**Task requirements**. Exactly reproduce the lines that follow.

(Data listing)
┌──
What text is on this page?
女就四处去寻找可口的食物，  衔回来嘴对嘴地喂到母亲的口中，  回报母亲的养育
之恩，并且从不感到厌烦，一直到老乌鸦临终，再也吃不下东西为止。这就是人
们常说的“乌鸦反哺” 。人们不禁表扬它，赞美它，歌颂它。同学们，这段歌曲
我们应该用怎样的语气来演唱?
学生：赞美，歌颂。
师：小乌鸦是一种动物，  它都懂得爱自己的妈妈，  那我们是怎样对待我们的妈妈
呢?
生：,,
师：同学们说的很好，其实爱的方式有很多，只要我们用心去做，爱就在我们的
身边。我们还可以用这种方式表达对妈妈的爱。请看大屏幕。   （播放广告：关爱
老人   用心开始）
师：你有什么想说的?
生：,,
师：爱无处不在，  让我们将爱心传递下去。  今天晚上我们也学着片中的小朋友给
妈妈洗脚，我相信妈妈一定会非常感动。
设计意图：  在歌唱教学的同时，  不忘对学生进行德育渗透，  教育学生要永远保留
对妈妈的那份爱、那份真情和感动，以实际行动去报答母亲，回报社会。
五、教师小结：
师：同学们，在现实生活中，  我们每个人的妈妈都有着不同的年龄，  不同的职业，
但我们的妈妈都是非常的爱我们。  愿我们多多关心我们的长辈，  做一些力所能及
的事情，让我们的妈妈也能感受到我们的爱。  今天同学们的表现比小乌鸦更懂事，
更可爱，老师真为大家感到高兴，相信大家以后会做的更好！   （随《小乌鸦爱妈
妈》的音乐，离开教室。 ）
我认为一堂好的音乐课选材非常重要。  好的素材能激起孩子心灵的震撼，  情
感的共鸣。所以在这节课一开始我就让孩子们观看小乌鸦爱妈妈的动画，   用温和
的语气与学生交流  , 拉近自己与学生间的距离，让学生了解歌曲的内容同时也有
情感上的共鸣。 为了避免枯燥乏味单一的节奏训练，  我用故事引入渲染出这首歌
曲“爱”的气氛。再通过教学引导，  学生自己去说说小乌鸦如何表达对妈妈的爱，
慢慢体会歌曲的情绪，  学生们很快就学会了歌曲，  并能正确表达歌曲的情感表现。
└──
**Result**.
What text is on this page?
女就四处去寻找可口的食物，  衔回来嘴对嘴地喂到母亲的口中，  回报母亲的养育
之恩，并且从不感到厌烦，一直到老乌鸦临终，再也吃不下东西为止。这就是人
们常说的“乌鸦反哺” 。人们不禁表扬它，赞美它，歌颂它。同学们，这段歌曲
我们应该用怎样的语气来演唱?
学生：赞美，歌颂。
师：小乌鸦是一种动物，  它都懂得爱自己的妈妈，  那我们是怎样对待我们的妈妈
呢?
生：,,
师：同学们说的很好，其实爱的方式有很多，只要我们用心去做，爱就在我们的
身边。我们还可以用这种方式表达对妈妈的爱。请看大屏幕。   （播放广告：关爱
老人   用心开始）
师：你有什么想说的?
生：,,
师：爱无处不在，  让我们将爱心传递下去。  今天晚上我们也学着片中的小朋友给
妈妈洗脚，我相信妈妈一定会非常感动。
设计意图：  在歌唱教学的同时，  不忘对学生进行德育渗透，  教育学生要永远保留
对妈妈的那份爱、那份真情和感动，以实际行动去报答母亲，回报社会。
五、教师小结：
师：同学们，在现实生活中，  我们每个人的妈妈都有着不同的年龄，  不同的职业，
但我们的妈妈都是非常的爱我们。  愿我们多多关心我们的长辈，  做一些力所能及
的事情，让我们的妈妈也能感受到我们的爱。  今天同学们的表现比小乌鸦更懂事，
更可爱，老师真为大家感到高兴，相信大家以后会做的更好！   （随《小乌鸦爱妈
妈》的音乐，离开教室。 ）
我认为一堂好的音乐课选材非常重要。  好的素材能激起孩子心灵的震撼，  情
感的共鸣。所以在这节课一开始我就让孩子们观看小乌鸦爱妈妈的动画，   用温和
的语气与学生交流  , 拉近自己与学生间的距离，让学生了解歌曲的内容同时也有
情感上的共鸣。 为了避免枯燥乏味单一的节奏训练，  我用故事引入渲染出这首歌
曲“爱”的气氛。再通过教学引导，  学生自己去说说小乌鸦如何表达对妈妈的爱，
慢慢体会歌曲的情绪，  学生们很快就学会了歌曲，  并能正确表达歌曲的情感表现。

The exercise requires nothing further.